* START *

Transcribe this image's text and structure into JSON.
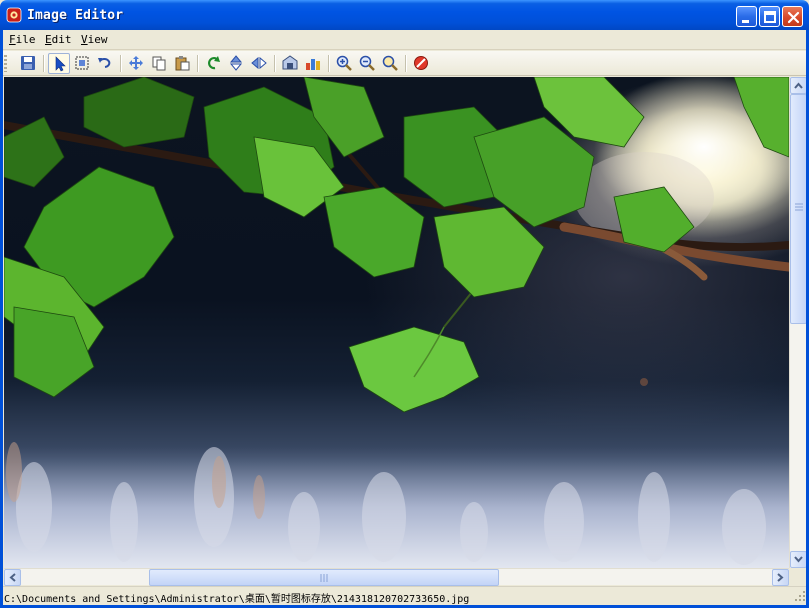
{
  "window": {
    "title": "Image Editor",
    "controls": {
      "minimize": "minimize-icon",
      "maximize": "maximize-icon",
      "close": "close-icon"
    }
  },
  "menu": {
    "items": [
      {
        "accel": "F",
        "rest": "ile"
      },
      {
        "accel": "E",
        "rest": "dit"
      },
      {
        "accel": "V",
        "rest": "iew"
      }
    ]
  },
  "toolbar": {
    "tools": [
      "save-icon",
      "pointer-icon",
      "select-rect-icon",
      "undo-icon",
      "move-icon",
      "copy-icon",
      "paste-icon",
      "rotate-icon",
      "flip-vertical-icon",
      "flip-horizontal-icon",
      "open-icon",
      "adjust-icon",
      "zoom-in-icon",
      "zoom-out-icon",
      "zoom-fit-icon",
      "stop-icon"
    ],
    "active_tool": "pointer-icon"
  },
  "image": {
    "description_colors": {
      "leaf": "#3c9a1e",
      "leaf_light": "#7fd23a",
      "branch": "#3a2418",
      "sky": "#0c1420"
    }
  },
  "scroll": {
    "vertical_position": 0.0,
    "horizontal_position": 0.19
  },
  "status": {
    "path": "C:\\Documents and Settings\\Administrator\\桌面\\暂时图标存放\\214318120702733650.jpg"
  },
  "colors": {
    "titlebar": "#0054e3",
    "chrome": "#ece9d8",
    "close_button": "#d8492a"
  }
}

* END *
* START *

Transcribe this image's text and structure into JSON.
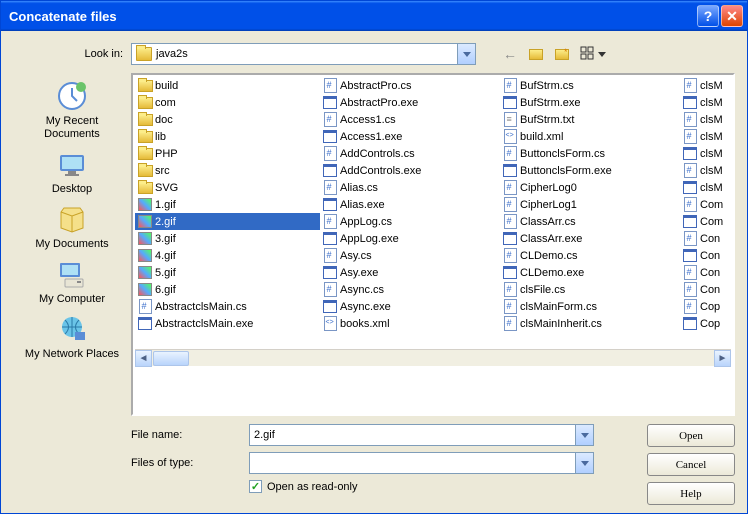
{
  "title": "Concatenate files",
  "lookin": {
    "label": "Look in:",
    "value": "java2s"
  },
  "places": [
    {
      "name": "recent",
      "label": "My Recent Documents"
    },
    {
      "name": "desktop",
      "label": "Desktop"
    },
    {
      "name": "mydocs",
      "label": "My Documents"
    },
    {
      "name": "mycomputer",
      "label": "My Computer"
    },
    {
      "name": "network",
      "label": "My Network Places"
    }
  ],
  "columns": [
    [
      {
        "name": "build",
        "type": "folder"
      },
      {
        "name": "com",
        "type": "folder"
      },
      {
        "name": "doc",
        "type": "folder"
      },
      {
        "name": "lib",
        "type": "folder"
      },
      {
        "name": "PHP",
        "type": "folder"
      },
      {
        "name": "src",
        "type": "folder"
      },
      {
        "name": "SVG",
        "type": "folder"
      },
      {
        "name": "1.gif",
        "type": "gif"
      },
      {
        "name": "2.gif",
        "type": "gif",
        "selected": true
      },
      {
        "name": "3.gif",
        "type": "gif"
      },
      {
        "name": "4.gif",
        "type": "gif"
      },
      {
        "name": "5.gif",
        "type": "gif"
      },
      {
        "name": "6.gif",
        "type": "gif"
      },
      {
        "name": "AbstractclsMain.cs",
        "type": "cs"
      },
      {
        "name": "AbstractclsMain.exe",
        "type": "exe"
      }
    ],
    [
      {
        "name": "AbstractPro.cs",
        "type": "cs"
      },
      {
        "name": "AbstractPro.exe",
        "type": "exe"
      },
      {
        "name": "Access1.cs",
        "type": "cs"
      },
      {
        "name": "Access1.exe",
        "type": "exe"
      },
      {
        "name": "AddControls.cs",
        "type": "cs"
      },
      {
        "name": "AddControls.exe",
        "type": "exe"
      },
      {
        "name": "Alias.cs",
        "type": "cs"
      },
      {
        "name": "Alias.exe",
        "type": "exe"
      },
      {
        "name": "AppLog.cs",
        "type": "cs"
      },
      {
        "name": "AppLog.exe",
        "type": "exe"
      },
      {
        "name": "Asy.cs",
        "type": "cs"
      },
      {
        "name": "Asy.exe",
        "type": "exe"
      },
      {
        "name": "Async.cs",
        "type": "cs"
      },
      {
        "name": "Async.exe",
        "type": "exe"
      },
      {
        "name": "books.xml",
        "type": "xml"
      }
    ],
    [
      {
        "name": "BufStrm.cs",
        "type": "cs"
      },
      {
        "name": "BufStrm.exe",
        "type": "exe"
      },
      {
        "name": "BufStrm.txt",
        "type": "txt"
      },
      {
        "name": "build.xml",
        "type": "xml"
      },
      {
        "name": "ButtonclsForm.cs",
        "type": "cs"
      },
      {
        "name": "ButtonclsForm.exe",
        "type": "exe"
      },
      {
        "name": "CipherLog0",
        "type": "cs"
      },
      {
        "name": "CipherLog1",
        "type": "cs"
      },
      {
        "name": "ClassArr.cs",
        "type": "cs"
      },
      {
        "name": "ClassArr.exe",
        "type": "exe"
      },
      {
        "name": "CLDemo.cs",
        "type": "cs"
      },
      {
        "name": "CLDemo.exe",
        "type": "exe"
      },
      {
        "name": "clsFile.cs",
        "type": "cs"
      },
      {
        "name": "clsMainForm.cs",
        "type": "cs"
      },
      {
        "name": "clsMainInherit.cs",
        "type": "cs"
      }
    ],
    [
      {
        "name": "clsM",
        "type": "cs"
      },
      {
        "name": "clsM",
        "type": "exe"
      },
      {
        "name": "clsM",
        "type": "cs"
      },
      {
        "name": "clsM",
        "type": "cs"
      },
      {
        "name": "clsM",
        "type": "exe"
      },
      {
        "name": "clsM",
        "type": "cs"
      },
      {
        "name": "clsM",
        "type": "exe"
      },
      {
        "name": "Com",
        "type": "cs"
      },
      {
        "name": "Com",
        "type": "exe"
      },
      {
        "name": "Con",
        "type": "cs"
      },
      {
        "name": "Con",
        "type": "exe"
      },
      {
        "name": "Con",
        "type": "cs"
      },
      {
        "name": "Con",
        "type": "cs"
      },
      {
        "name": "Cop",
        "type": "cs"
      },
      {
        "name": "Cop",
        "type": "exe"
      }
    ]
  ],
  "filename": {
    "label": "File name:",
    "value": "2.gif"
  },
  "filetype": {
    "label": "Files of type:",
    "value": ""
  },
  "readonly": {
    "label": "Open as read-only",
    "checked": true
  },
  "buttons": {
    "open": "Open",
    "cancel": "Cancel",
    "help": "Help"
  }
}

* END *

Pull every line containing the word "AbstractPro" out of the material and copy it.

== Written response ==
        "name": "AbstractPro.cs",
        "name": "AbstractPro.exe",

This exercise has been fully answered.